• **Your goal**: Without the images, print all the entries below exactly as given.

• **Data excerpts**:
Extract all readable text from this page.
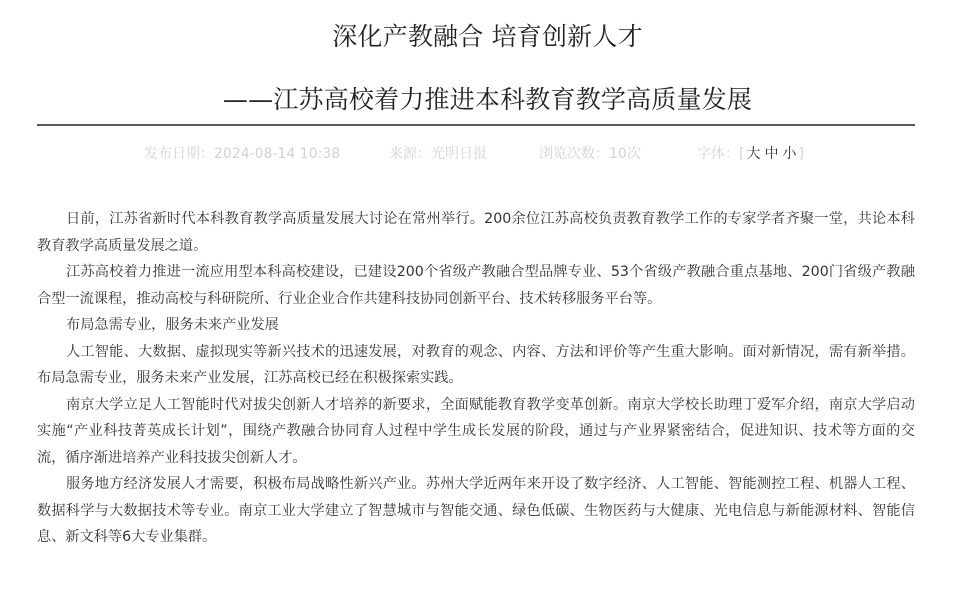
深化产教融合 培育创新人才
——江苏高校着力推进本科教育教学高质量发展
发布日期：2024-08-14 10:38	来源：光明日报	浏览次数：10次	字体：[ 大 中 小 ]

日前，江苏省新时代本科教育教学高质量发展大讨论在常州举行。200余位江苏高校负责教育教学工作的专家学者齐聚一堂，共论本科教育教学高质量发展之道。

江苏高校着力推进一流应用型本科高校建设，已建设200个省级产教融合型品牌专业、53个省级产教融合重点基地、200门省级产教融合型一流课程，推动高校与科研院所、行业企业合作共建科技协同创新平台、技术转移服务平台等。

布局急需专业，服务未来产业发展

人工智能、大数据、虚拟现实等新兴技术的迅速发展，对教育的观念、内容、方法和评价等产生重大影响。面对新情况，需有新举措。布局急需专业，服务未来产业发展，江苏高校已经在积极探索实践。

南京大学立足人工智能时代对拔尖创新人才培养的新要求，全面赋能教育教学变革创新。南京大学校长助理丁爱军介绍，南京大学启动实施“产业科技菁英成长计划”，围绕产教融合协同育人过程中学生成长发展的阶段，通过与产业界紧密结合，促进知识、技术等方面的交流，循序渐进培养产业科技拔尖创新人才。

服务地方经济发展人才需要，积极布局战略性新兴产业。苏州大学近两年来开设了数字经济、人工智能、智能测控工程、机器人工程、数据科学与大数据技术等专业。南京工业大学建立了智慧城市与智能交通、绿色低碳、生物医药与大健康、光电信息与新能源材料、智能信息、新文科等6大专业集群。
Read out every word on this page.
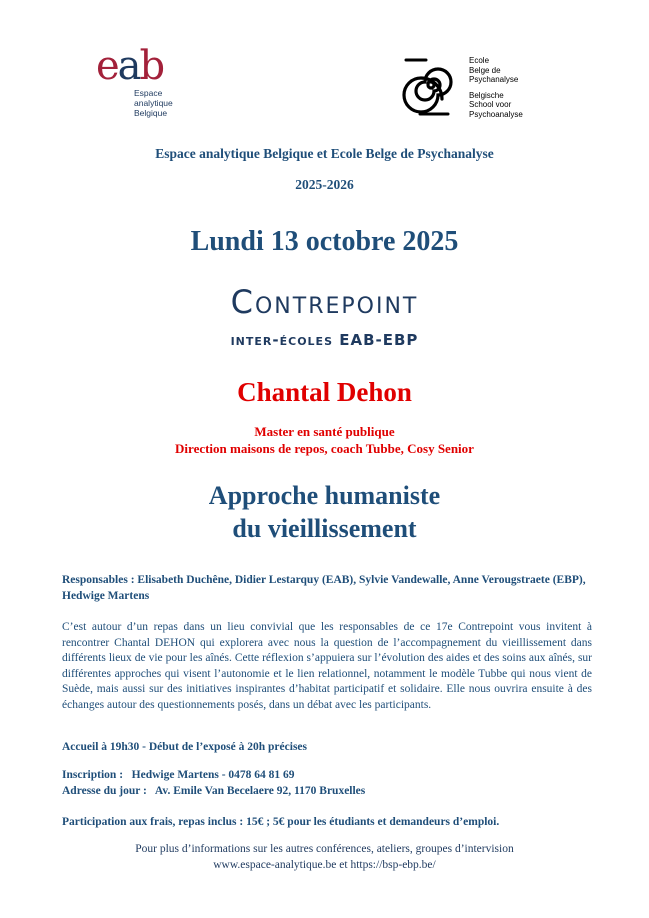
eab
Espace
analytique
Belgique
Ecole
Belge de
Psychanalyse
Belgische
School voor
Psychoanalyse
Espace analytique Belgique et Ecole Belge de Psychanalyse
2025-2026
Lundi 13 octobre 2025
Contrepoint
inter-écoles EAB-EBP
Chantal Dehon
Master en santé publique
Direction maisons de repos, coach Tubbe, Cosy Senior
Approche humaniste
du vieillissement
Responsables : Elisabeth Duchêne, Didier Lestarquy (EAB), Sylvie Vandewalle, Anne Verougstraete (EBP), Hedwige Martens
C’est autour d’un repas dans un lieu convivial que les responsables de ce 17e Contrepoint vous invitent à rencontrer Chantal DEHON qui explorera avec nous la question de l’accompagnement du vieillissement dans différents lieux de vie pour les aînés. Cette réflexion s’appuiera sur l’évolution des aides et des soins aux aînés, sur différentes approches qui visent l’autonomie et le lien relationnel, notamment le modèle Tubbe qui nous vient de Suède, mais aussi sur des initiatives inspirantes d’habitat participatif et solidaire. Elle nous ouvrira ensuite à des échanges autour des questionnements posés, dans un débat avec les participants.
Accueil à 19h30 - Début de l’exposé à 20h précises
Inscription : Hedwige Martens - 0478 64 81 69
Adresse du jour : Av. Emile Van Becelaere 92, 1170 Bruxelles
Participation aux frais, repas inclus : 15€ ; 5€ pour les étudiants et demandeurs d’emploi.
Pour plus d’informations sur les autres conférences, ateliers, groupes d’intervision
www.espace-analytique.be et https://bsp-ebp.be/
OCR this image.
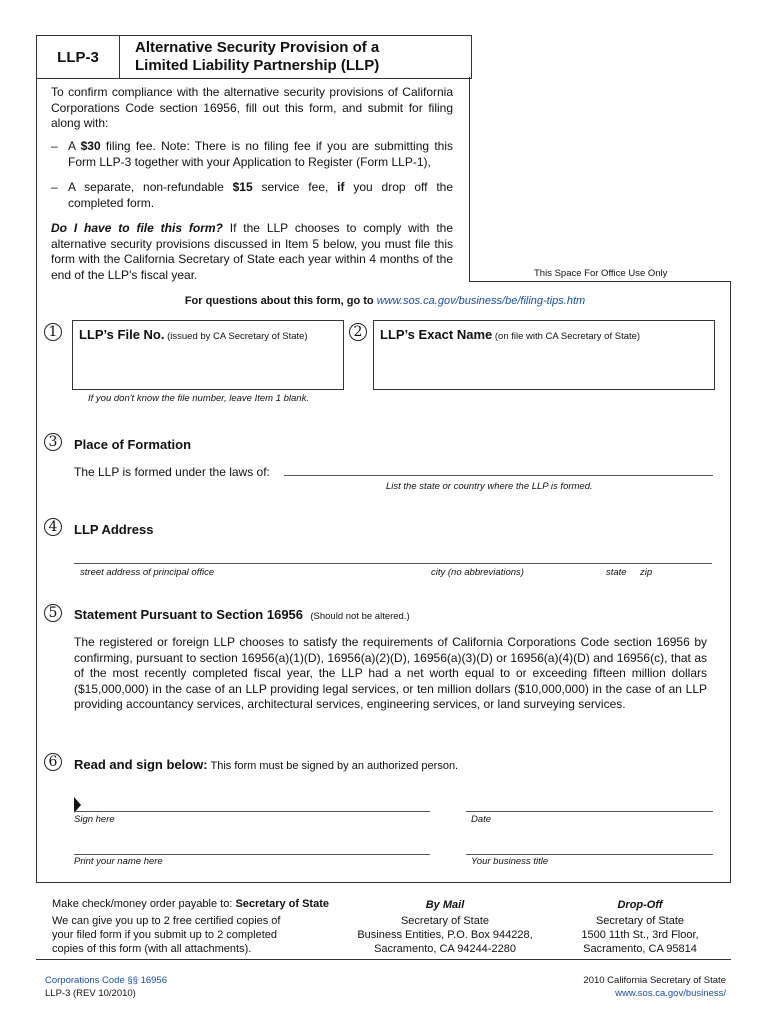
LLP-3
Alternative Security Provision of a
Limited Liability Partnership (LLP)
To confirm compliance with the alternative security provisions of California Corporations Code section 16956, fill out this form, and submit for filing along with:
– A $30 filing fee. Note: There is no filing fee if you are submitting this Form LLP-3 together with your Application to Register (Form LLP-1),
– A separate, non-refundable $15 service fee, if you drop off the completed form.
Do I have to file this form? If the LLP chooses to comply with the alternative security provisions discussed in Item 5 below, you must file this form with the California Secretary of State each year within 4 months of the end of the LLP's fiscal year.	This Space For Office Use Only
For questions about this form, go to www.sos.ca.gov/business/be/filing-tips.htm
1	LLP’s File No. (issued by CA Secretary of State)
If you don't know the file number, leave Item 1 blank.
2	LLP’s Exact Name (on file with CA Secretary of State)
3	Place of Formation
The LLP is formed under the laws of:
List the state or country where the LLP is formed.
4	LLP Address
street address of principal office	city (no abbreviations)	state zip
5	Statement Pursuant to Section 16956 (Should not be altered.)
The registered or foreign LLP chooses to satisfy the requirements of California Corporations Code section 16956 by confirming, pursuant to section 16956(a)(1)(D), 16956(a)(2)(D), 16956(a)(3)(D) or 16956(a)(4)(D) and 16956(c), that as of the most recently completed fiscal year, the LLP had a net worth equal to or exceeding fifteen million dollars ($15,000,000) in the case of an LLP providing legal services, or ten million dollars ($10,000,000) in the case of an LLP providing accountancy services, architectural services, engineering services, or land surveying services.
6	Read and sign below: This form must be signed by an authorized person.
Sign here	Date
Print your name here	Your business title
Make check/money order payable to: Secretary of State
We can give you up to 2 free certified copies of your filed form if you submit up to 2 completed copies of this form (with all attachments).
By Mail
Secretary of State
Business Entities, P.O. Box 944228,
Sacramento, CA 94244-2280
Drop-Off
Secretary of State
1500 11th St., 3rd Floor,
Sacramento, CA 95814
Corporations Code §§ 16956
LLP-3 (REV 10/2010)
2010 California Secretary of State
www.sos.ca.gov/business/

• **Complete output**:
Extract all readable text from this page.
深化产教融合 培育创新人才
——江苏高校着力推进本科教育教学高质量发展
发布日期：2024-08-14 10:38	来源：光明日报	浏览次数：10次	字体：[ 大 中 小 ]

日前，江苏省新时代本科教育教学高质量发展大讨论在常州举行。200余位江苏高校负责教育教学工作的专家学者齐聚一堂，共论本科教育教学高质量发展之道。

江苏高校着力推进一流应用型本科高校建设，已建设200个省级产教融合型品牌专业、53个省级产教融合重点基地、200门省级产教融合型一流课程，推动高校与科研院所、行业企业合作共建科技协同创新平台、技术转移服务平台等。

布局急需专业，服务未来产业发展

人工智能、大数据、虚拟现实等新兴技术的迅速发展，对教育的观念、内容、方法和评价等产生重大影响。面对新情况，需有新举措。布局急需专业，服务未来产业发展，江苏高校已经在积极探索实践。

南京大学立足人工智能时代对拔尖创新人才培养的新要求，全面赋能教育教学变革创新。南京大学校长助理丁爱军介绍，南京大学启动实施“产业科技菁英成长计划”，围绕产教融合协同育人过程中学生成长发展的阶段，通过与产业界紧密结合，促进知识、技术等方面的交流，循序渐进培养产业科技拔尖创新人才。

服务地方经济发展人才需要，积极布局战略性新兴产业。苏州大学近两年来开设了数字经济、人工智能、智能测控工程、机器人工程、数据科学与大数据技术等专业。南京工业大学建立了智慧城市与智能交通、绿色低碳、生物医药与大健康、光电信息与新能源材料、智能信息、新文科等6大专业集群。
Read out every word on this page.
eab
Espace
analytique
Belgique
Ecole
Belge de
Psychanalyse
Belgische
School voor
Psychoanalyse
Espace analytique Belgique et Ecole Belge de Psychanalyse
2025-2026
Lundi 13 octobre 2025
Contrepoint
inter-écoles EAB-EBP
Chantal Dehon
Master en santé publique
Direction maisons de repos, coach Tubbe, Cosy Senior
Approche humaniste
du vieillissement
Responsables : Elisabeth Duchêne, Didier Lestarquy (EAB), Sylvie Vandewalle, Anne Verougstraete (EBP), Hedwige Martens
C’est autour d’un repas dans un lieu convivial que les responsables de ce 17e Contrepoint vous invitent à rencontrer Chantal DEHON qui explorera avec nous la question de l’accompagnement du vieillissement dans différents lieux de vie pour les aînés. Cette réflexion s’appuiera sur l’évolution des aides et des soins aux aînés, sur différentes approches qui visent l’autonomie et le lien relationnel, notamment le modèle Tubbe qui nous vient de Suède, mais aussi sur des initiatives inspirantes d’habitat participatif et solidaire. Elle nous ouvrira ensuite à des échanges autour des questionnements posés, dans un débat avec les participants.
Accueil à 19h30 - Début de l’exposé à 20h précises
Inscription : Hedwige Martens - 0478 64 81 69
Adresse du jour : Av. Emile Van Becelaere 92, 1170 Bruxelles
Participation aux frais, repas inclus : 15€ ; 5€ pour les étudiants et demandeurs d’emploi.
Pour plus d’informations sur les autres conférences, ateliers, groupes d’intervision
www.espace-analytique.be et https://bsp-ebp.be/
OCR this image.
LLP-3
Alternative Security Provision of a
Limited Liability Partnership (LLP)
To confirm compliance with the alternative security provisions of California Corporations Code section 16956, fill out this form, and submit for filing along with:
– A $30 filing fee. Note: There is no filing fee if you are submitting this Form LLP-3 together with your Application to Register (Form LLP-1),
– A separate, non-refundable $15 service fee, if you drop off the completed form.
Do I have to file this form? If the LLP chooses to comply with the alternative security provisions discussed in Item 5 below, you must file this form with the California Secretary of State each year within 4 months of the end of the LLP's fiscal year.	This Space For Office Use Only
For questions about this form, go to www.sos.ca.gov/business/be/filing-tips.htm
1	LLP’s File No. (issued by CA Secretary of State)
If you don't know the file number, leave Item 1 blank.
2	LLP’s Exact Name (on file with CA Secretary of State)
3	Place of Formation
The LLP is formed under the laws of:
List the state or country where the LLP is formed.
4	LLP Address
street address of principal office	city (no abbreviations)	state zip
5	Statement Pursuant to Section 16956 (Should not be altered.)
The registered or foreign LLP chooses to satisfy the requirements of California Corporations Code section 16956 by confirming, pursuant to section 16956(a)(1)(D), 16956(a)(2)(D), 16956(a)(3)(D) or 16956(a)(4)(D) and 16956(c), that as of the most recently completed fiscal year, the LLP had a net worth equal to or exceeding fifteen million dollars ($15,000,000) in the case of an LLP providing legal services, or ten million dollars ($10,000,000) in the case of an LLP providing accountancy services, architectural services, engineering services, or land surveying services.
6	Read and sign below: This form must be signed by an authorized person.
Sign here	Date
Print your name here	Your business title
Make check/money order payable to: Secretary of State
We can give you up to 2 free certified copies of your filed form if you submit up to 2 completed copies of this form (with all attachments).
By Mail
Secretary of State
Business Entities, P.O. Box 944228,
Sacramento, CA 94244-2280
Drop-Off
Secretary of State
1500 11th St., 3rd Floor,
Sacramento, CA 95814
Corporations Code §§ 16956
LLP-3 (REV 10/2010)
2010 California Secretary of State
www.sos.ca.gov/business/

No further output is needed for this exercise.